— Start of Information provided —

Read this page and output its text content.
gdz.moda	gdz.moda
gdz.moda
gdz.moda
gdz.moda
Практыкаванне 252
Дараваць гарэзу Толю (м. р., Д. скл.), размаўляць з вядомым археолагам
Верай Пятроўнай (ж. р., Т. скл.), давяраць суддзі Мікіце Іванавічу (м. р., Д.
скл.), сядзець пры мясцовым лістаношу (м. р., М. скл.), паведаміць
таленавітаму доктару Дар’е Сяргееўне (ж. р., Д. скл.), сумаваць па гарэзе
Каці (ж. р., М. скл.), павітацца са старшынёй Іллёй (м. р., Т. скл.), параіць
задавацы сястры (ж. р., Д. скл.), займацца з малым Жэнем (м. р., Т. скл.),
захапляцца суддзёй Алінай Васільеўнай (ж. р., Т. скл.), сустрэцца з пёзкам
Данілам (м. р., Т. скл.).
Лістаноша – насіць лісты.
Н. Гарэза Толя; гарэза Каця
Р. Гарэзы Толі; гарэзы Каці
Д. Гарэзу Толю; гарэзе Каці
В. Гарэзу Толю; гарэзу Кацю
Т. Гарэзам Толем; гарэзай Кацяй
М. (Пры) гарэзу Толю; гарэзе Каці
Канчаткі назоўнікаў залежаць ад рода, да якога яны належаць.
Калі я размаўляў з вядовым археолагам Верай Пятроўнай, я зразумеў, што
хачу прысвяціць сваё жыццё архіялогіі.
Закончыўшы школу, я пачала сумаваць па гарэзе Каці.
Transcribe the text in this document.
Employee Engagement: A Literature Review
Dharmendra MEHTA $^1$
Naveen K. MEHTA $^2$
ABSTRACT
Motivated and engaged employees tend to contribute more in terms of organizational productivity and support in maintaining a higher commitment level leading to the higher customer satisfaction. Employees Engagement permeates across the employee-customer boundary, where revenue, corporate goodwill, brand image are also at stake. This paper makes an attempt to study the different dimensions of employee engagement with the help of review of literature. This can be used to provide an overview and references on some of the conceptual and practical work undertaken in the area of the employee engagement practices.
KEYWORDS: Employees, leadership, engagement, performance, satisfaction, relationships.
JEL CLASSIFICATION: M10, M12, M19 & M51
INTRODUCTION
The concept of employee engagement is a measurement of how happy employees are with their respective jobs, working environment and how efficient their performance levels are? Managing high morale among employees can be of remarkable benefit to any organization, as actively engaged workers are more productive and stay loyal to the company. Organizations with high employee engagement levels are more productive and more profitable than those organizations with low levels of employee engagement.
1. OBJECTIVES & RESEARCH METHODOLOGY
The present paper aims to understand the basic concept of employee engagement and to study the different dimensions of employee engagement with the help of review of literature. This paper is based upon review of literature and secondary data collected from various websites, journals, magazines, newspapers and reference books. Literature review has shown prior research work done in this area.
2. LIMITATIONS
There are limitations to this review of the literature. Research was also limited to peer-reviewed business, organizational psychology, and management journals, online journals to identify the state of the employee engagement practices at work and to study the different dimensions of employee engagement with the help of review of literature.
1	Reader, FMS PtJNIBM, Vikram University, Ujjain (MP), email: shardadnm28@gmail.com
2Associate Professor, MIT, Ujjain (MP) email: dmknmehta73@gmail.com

— End of Information provided —

The problem:
Repeat the preceding lines exactly, please, every one of them.

Task answer:
Read this page and output its text content.
gdz.moda	gdz.moda
gdz.moda
gdz.moda
gdz.moda
Практыкаванне 252
Дараваць гарэзу Толю (м. р., Д. скл.), размаўляць з вядомым археолагам
Верай Пятроўнай (ж. р., Т. скл.), давяраць суддзі Мікіце Іванавічу (м. р., Д.
скл.), сядзець пры мясцовым лістаношу (м. р., М. скл.), паведаміць
таленавітаму доктару Дар’е Сяргееўне (ж. р., Д. скл.), сумаваць па гарэзе
Каці (ж. р., М. скл.), павітацца са старшынёй Іллёй (м. р., Т. скл.), параіць
задавацы сястры (ж. р., Д. скл.), займацца з малым Жэнем (м. р., Т. скл.),
захапляцца суддзёй Алінай Васільеўнай (ж. р., Т. скл.), сустрэцца з пёзкам
Данілам (м. р., Т. скл.).
Лістаноша – насіць лісты.
Н. Гарэза Толя; гарэза Каця
Р. Гарэзы Толі; гарэзы Каці
Д. Гарэзу Толю; гарэзе Каці
В. Гарэзу Толю; гарэзу Кацю
Т. Гарэзам Толем; гарэзай Кацяй
М. (Пры) гарэзу Толю; гарэзе Каці
Канчаткі назоўнікаў залежаць ад рода, да якога яны належаць.
Калі я размаўляў з вядовым археолагам Верай Пятроўнай, я зразумеў, што
хачу прысвяціць сваё жыццё архіялогіі.
Закончыўшы школу, я пачала сумаваць па гарэзе Каці.
Transcribe the text in this document.
Employee Engagement: A Literature Review
Dharmendra MEHTA $^1$
Naveen K. MEHTA $^2$
ABSTRACT
Motivated and engaged employees tend to contribute more in terms of organizational productivity and support in maintaining a higher commitment level leading to the higher customer satisfaction. Employees Engagement permeates across the employee-customer boundary, where revenue, corporate goodwill, brand image are also at stake. This paper makes an attempt to study the different dimensions of employee engagement with the help of review of literature. This can be used to provide an overview and references on some of the conceptual and practical work undertaken in the area of the employee engagement practices.
KEYWORDS: Employees, leadership, engagement, performance, satisfaction, relationships.
JEL CLASSIFICATION: M10, M12, M19 & M51
INTRODUCTION
The concept of employee engagement is a measurement of how happy employees are with their respective jobs, working environment and how efficient their performance levels are? Managing high morale among employees can be of remarkable benefit to any organization, as actively engaged workers are more productive and stay loyal to the company. Organizations with high employee engagement levels are more productive and more profitable than those organizations with low levels of employee engagement.
1. OBJECTIVES & RESEARCH METHODOLOGY
The present paper aims to understand the basic concept of employee engagement and to study the different dimensions of employee engagement with the help of review of literature. This paper is based upon review of literature and secondary data collected from various websites, journals, magazines, newspapers and reference books. Literature review has shown prior research work done in this area.
2. LIMITATIONS
There are limitations to this review of the literature. Research was also limited to peer-reviewed business, organizational psychology, and management journals, online journals to identify the state of the employee engagement practices at work and to study the different dimensions of employee engagement with the help of review of literature.
1	Reader, FMS PtJNIBM, Vikram University, Ujjain (MP), email: shardadnm28@gmail.com
2Associate Professor, MIT, Ujjain (MP) email: dmknmehta73@gmail.com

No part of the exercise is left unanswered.